----- RECORDS -----

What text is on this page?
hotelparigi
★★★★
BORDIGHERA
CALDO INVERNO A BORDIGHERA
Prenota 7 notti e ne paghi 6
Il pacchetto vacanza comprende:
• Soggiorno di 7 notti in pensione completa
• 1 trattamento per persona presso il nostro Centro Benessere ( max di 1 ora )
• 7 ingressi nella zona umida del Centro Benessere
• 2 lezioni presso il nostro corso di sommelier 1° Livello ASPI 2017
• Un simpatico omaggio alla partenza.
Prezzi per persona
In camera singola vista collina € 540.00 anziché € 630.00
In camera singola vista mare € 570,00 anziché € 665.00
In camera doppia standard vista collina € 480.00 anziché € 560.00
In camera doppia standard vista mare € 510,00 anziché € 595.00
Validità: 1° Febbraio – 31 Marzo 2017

-----

SHORT PROBLEM => Extract the full set of entries word for word.

ANSWER TO THIS EXERCISE =>
What text is on this page?
hotelparigi
★★★★
BORDIGHERA
CALDO INVERNO A BORDIGHERA
Prenota 7 notti e ne paghi 6
Il pacchetto vacanza comprende:
• Soggiorno di 7 notti in pensione completa
• 1 trattamento per persona presso il nostro Centro Benessere ( max di 1 ora )
• 7 ingressi nella zona umida del Centro Benessere
• 2 lezioni presso il nostro corso di sommelier 1° Livello ASPI 2017
• Un simpatico omaggio alla partenza.
Prezzi per persona
In camera singola vista collina € 540.00 anziché € 630.00
In camera singola vista mare € 570,00 anziché € 665.00
In camera doppia standard vista collina € 480.00 anziché € 560.00
In camera doppia standard vista mare € 510,00 anziché € 595.00
Validità: 1° Febbraio – 31 Marzo 2017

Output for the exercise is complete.